Records provided:
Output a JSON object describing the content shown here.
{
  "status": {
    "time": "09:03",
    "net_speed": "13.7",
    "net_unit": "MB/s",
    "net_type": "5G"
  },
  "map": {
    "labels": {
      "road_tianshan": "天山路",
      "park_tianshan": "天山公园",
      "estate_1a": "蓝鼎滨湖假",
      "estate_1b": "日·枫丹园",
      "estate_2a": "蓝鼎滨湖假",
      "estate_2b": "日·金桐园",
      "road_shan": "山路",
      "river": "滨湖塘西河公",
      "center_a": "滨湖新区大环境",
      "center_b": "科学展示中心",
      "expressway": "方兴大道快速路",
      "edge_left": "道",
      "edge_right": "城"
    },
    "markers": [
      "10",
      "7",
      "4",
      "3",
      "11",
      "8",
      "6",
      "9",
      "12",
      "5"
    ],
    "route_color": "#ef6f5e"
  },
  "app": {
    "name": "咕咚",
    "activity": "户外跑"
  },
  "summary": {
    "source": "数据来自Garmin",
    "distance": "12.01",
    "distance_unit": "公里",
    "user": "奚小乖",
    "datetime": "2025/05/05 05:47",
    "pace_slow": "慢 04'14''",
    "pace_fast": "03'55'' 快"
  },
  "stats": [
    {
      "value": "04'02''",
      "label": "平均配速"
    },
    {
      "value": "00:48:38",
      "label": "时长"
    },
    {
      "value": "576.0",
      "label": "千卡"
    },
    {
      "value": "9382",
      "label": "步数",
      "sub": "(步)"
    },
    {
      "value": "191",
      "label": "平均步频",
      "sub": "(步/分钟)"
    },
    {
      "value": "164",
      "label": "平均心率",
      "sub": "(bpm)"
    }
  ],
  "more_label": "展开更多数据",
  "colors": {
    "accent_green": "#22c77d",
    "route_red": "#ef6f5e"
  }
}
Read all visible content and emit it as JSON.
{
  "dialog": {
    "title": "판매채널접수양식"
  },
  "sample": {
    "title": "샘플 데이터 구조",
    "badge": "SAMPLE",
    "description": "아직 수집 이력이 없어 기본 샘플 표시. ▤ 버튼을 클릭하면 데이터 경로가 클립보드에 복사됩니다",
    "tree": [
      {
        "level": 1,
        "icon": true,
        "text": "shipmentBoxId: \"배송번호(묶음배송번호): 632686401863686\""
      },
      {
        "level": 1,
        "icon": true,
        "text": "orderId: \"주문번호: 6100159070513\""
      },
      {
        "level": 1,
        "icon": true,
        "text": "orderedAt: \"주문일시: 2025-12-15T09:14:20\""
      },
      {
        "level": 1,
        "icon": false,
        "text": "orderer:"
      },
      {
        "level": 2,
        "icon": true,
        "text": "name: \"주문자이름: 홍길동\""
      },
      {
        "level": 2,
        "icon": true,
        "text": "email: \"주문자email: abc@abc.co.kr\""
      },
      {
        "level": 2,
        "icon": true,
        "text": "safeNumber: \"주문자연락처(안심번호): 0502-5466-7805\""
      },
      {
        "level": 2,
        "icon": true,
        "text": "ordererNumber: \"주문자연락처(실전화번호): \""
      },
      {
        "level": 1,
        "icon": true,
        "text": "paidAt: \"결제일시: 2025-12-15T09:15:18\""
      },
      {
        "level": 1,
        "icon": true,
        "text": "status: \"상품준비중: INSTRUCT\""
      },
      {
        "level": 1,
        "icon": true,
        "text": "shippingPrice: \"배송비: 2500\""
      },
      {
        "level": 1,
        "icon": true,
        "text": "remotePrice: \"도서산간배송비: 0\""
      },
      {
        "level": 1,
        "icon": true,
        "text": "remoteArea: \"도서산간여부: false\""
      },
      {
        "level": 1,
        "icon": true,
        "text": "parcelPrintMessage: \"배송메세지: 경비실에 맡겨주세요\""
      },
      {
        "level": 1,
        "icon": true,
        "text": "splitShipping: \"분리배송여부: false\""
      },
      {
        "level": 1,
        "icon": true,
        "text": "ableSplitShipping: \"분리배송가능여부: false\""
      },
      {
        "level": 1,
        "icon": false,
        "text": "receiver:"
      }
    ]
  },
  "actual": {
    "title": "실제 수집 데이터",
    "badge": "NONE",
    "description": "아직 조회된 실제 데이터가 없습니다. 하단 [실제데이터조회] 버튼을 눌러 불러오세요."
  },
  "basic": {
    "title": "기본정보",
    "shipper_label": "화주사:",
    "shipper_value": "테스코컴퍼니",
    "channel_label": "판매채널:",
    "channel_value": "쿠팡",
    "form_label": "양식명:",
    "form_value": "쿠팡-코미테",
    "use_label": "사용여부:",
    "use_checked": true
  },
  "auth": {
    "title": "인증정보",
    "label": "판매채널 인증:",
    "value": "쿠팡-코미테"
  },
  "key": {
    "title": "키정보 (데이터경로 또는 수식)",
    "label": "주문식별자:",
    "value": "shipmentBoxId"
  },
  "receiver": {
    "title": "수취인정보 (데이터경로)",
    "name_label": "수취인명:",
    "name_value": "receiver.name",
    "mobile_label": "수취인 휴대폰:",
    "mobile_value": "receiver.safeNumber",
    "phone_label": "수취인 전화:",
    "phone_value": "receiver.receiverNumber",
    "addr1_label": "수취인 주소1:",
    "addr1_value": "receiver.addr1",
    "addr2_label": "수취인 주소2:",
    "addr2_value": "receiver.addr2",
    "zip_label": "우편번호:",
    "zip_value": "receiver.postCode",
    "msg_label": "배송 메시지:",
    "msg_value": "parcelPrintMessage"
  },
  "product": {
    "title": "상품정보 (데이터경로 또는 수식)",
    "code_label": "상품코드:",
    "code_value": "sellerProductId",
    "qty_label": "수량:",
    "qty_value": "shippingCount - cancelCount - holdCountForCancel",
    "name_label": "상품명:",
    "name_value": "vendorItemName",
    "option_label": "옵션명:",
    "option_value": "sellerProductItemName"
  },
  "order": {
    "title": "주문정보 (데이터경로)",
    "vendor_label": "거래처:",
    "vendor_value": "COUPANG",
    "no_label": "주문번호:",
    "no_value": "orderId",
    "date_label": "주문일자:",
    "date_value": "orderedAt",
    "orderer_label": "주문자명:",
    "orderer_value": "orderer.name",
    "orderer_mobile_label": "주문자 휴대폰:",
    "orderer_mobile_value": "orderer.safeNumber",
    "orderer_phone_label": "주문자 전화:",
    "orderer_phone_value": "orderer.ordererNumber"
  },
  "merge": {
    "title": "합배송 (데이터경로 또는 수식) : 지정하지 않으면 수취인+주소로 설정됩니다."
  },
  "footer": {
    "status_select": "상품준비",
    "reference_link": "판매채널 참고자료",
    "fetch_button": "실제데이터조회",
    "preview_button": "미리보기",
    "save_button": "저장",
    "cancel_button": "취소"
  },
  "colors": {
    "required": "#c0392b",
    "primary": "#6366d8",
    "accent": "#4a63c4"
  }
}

Written task: Read the entries and select each line where the word "receiver" is found.

Response to this task:
        "text": "receiver:"
  "receiver": {
    "name_value": "receiver.name",
    "mobile_value": "receiver.safeNumber",
    "phone_value": "receiver.receiverNumber",
    "addr1_value": "receiver.addr1",
    "addr2_value": "receiver.addr2",
    "zip_value": "receiver.postCode",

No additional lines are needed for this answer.